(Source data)
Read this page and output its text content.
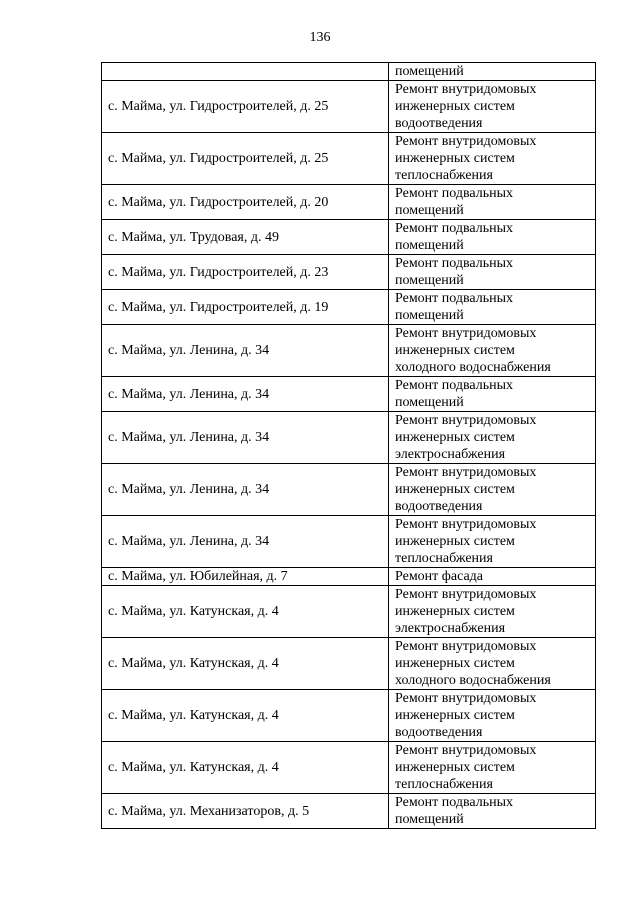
136

	помещений

с. Майма, ул. Гидростроителей, д. 25	Ремонт внутридомовых
инженерных систем
водоотведения

с. Майма, ул. Гидростроителей, д. 25	Ремонт внутридомовых
инженерных систем
теплоснабжения

с. Майма, ул. Гидростроителей, д. 20	Ремонт подвальных
помещений

с. Майма, ул. Трудовая, д. 49	Ремонт подвальных
помещений

с. Майма, ул. Гидростроителей, д. 23	Ремонт подвальных
помещений

с. Майма, ул. Гидростроителей, д. 19	Ремонт подвальных
помещений

с. Майма, ул. Ленина, д. 34	Ремонт внутридомовых
инженерных систем
холодного водоснабжения

с. Майма, ул. Ленина, д. 34	Ремонт подвальных
помещений

с. Майма, ул. Ленина, д. 34	Ремонт внутридомовых
инженерных систем
электроснабжения

с. Майма, ул. Ленина, д. 34	Ремонт внутридомовых
инженерных систем
водоотведения

с. Майма, ул. Ленина, д. 34	Ремонт внутридомовых
инженерных систем
теплоснабжения

с. Майма, ул. Юбилейная, д. 7	Ремонт фасада

с. Майма, ул. Катунская, д. 4	Ремонт внутридомовых
инженерных систем
электроснабжения

с. Майма, ул. Катунская, д. 4	Ремонт внутридомовых
инженерных систем
холодного водоснабжения

с. Майма, ул. Катунская, д. 4	Ремонт внутридомовых
инженерных систем
водоотведения

с. Майма, ул. Катунская, д. 4	Ремонт внутридомовых
инженерных систем
теплоснабжения

с. Майма, ул. Механизаторов, д. 5	Ремонт подвальных
помещений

Task brief: Make an exact copy of the data, leaving its pictures out.

Full solution:
Read this page and output its text content.
136

	помещений

с. Майма, ул. Гидростроителей, д. 25	Ремонт внутридомовых
инженерных систем
водоотведения

с. Майма, ул. Гидростроителей, д. 25	Ремонт внутридомовых
инженерных систем
теплоснабжения

с. Майма, ул. Гидростроителей, д. 20	Ремонт подвальных
помещений

с. Майма, ул. Трудовая, д. 49	Ремонт подвальных
помещений

с. Майма, ул. Гидростроителей, д. 23	Ремонт подвальных
помещений

с. Майма, ул. Гидростроителей, д. 19	Ремонт подвальных
помещений

с. Майма, ул. Ленина, д. 34	Ремонт внутридомовых
инженерных систем
холодного водоснабжения

с. Майма, ул. Ленина, д. 34	Ремонт подвальных
помещений

с. Майма, ул. Ленина, д. 34	Ремонт внутридомовых
инженерных систем
электроснабжения

с. Майма, ул. Ленина, д. 34	Ремонт внутридомовых
инженерных систем
водоотведения

с. Майма, ул. Ленина, д. 34	Ремонт внутридомовых
инженерных систем
теплоснабжения

с. Майма, ул. Юбилейная, д. 7	Ремонт фасада

с. Майма, ул. Катунская, д. 4	Ремонт внутридомовых
инженерных систем
электроснабжения

с. Майма, ул. Катунская, д. 4	Ремонт внутридомовых
инженерных систем
холодного водоснабжения

с. Майма, ул. Катунская, д. 4	Ремонт внутридомовых
инженерных систем
водоотведения

с. Майма, ул. Катунская, д. 4	Ремонт внутридомовых
инженерных систем
теплоснабжения

с. Майма, ул. Механизаторов, д. 5	Ремонт подвальных
помещений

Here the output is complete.